─── Source records
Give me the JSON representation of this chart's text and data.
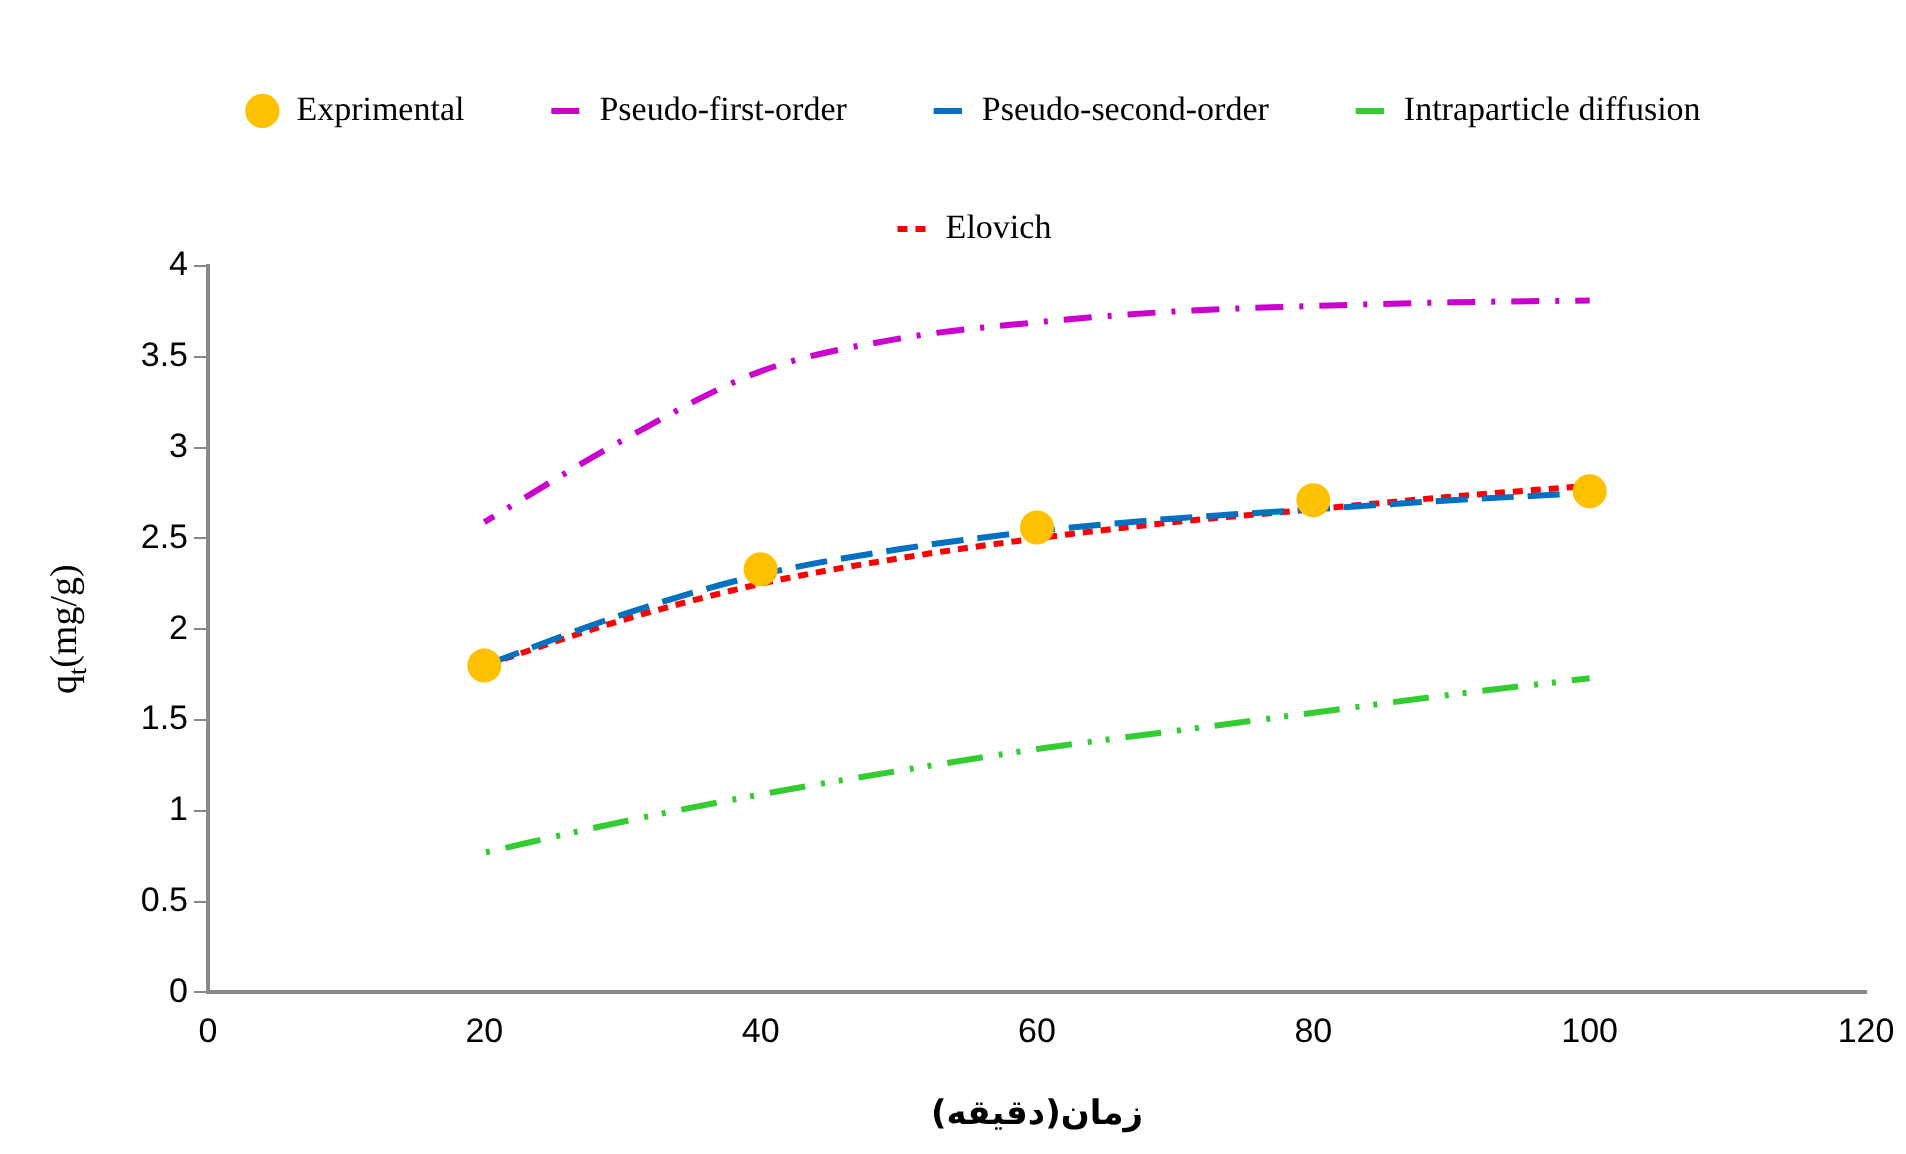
{
  "chart_data": {
    "type": "line",
    "xlabel": "زمان(دقیقه)",
    "ylabel": "q$_{t}$(mg/g)",
    "xlim": [
      0,
      120
    ],
    "xticks": [
      0,
      20,
      40,
      60,
      80,
      100,
      120
    ],
    "ylim": [
      0,
      4
    ],
    "yticks": [
      0,
      0.5,
      1,
      1.5,
      2,
      2.5,
      3,
      3.5,
      4
    ],
    "grid": false,
    "legend": "top",
    "series": [
      {
        "name": "Exprimental",
        "type": "scatter",
        "marker": "circle",
        "color": "#ffc000",
        "x": [
          20,
          40,
          60,
          80,
          100
        ],
        "values": [
          1.8,
          2.33,
          2.56,
          2.71,
          2.76
        ]
      },
      {
        "name": "Pseudo-first-order",
        "type": "line",
        "marker": "none",
        "line_style": "dashdot",
        "color": "#cc00cc",
        "x": [
          20,
          30,
          40,
          50,
          60,
          70,
          80,
          90,
          100
        ],
        "values": [
          2.59,
          3.04,
          3.42,
          3.6,
          3.69,
          3.75,
          3.78,
          3.8,
          3.81
        ]
      },
      {
        "name": "Pseudo-second-order",
        "type": "line",
        "marker": "none",
        "line_style": "dashed",
        "color": "#0070c0",
        "x": [
          20,
          30,
          40,
          50,
          60,
          70,
          80,
          90,
          100
        ],
        "values": [
          1.8,
          2.08,
          2.3,
          2.44,
          2.54,
          2.61,
          2.66,
          2.71,
          2.75
        ]
      },
      {
        "name": "Intraparticle diffusion",
        "type": "line",
        "marker": "none",
        "line_style": "dashdotdot",
        "color": "#33cc33",
        "x": [
          20,
          30,
          40,
          50,
          60,
          70,
          80,
          90,
          100
        ],
        "values": [
          0.77,
          0.94,
          1.09,
          1.22,
          1.34,
          1.44,
          1.54,
          1.64,
          1.73
        ]
      },
      {
        "name": "Elovich",
        "type": "line",
        "marker": "none",
        "line_style": "dotted",
        "color": "#ff0000",
        "x": [
          20,
          30,
          40,
          50,
          60,
          70,
          80,
          90,
          100
        ],
        "values": [
          1.8,
          2.05,
          2.25,
          2.39,
          2.5,
          2.59,
          2.66,
          2.73,
          2.79
        ]
      }
    ]
  }
}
──────
- [What the task asks] Skip the pictures and transcribe the rest of the records exactly.

- [Correct response]
Give me the JSON representation of this chart's text and data.
{
  "chart_data": {
    "type": "line",
    "xlabel": "زمان(دقیقه)",
    "ylabel": "q$_{t}$(mg/g)",
    "xlim": [
      0,
      120
    ],
    "xticks": [
      0,
      20,
      40,
      60,
      80,
      100,
      120
    ],
    "ylim": [
      0,
      4
    ],
    "yticks": [
      0,
      0.5,
      1,
      1.5,
      2,
      2.5,
      3,
      3.5,
      4
    ],
    "grid": false,
    "legend": "top",
    "series": [
      {
        "name": "Exprimental",
        "type": "scatter",
        "marker": "circle",
        "color": "#ffc000",
        "x": [
          20,
          40,
          60,
          80,
          100
        ],
        "values": [
          1.8,
          2.33,
          2.56,
          2.71,
          2.76
        ]
      },
      {
        "name": "Pseudo-first-order",
        "type": "line",
        "marker": "none",
        "line_style": "dashdot",
        "color": "#cc00cc",
        "x": [
          20,
          30,
          40,
          50,
          60,
          70,
          80,
          90,
          100
        ],
        "values": [
          2.59,
          3.04,
          3.42,
          3.6,
          3.69,
          3.75,
          3.78,
          3.8,
          3.81
        ]
      },
      {
        "name": "Pseudo-second-order",
        "type": "line",
        "marker": "none",
        "line_style": "dashed",
        "color": "#0070c0",
        "x": [
          20,
          30,
          40,
          50,
          60,
          70,
          80,
          90,
          100
        ],
        "values": [
          1.8,
          2.08,
          2.3,
          2.44,
          2.54,
          2.61,
          2.66,
          2.71,
          2.75
        ]
      },
      {
        "name": "Intraparticle diffusion",
        "type": "line",
        "marker": "none",
        "line_style": "dashdotdot",
        "color": "#33cc33",
        "x": [
          20,
          30,
          40,
          50,
          60,
          70,
          80,
          90,
          100
        ],
        "values": [
          0.77,
          0.94,
          1.09,
          1.22,
          1.34,
          1.44,
          1.54,
          1.64,
          1.73
        ]
      },
      {
        "name": "Elovich",
        "type": "line",
        "marker": "none",
        "line_style": "dotted",
        "color": "#ff0000",
        "x": [
          20,
          30,
          40,
          50,
          60,
          70,
          80,
          90,
          100
        ],
        "values": [
          1.8,
          2.05,
          2.25,
          2.39,
          2.5,
          2.59,
          2.66,
          2.73,
          2.79
        ]
      }
    ]
  }
}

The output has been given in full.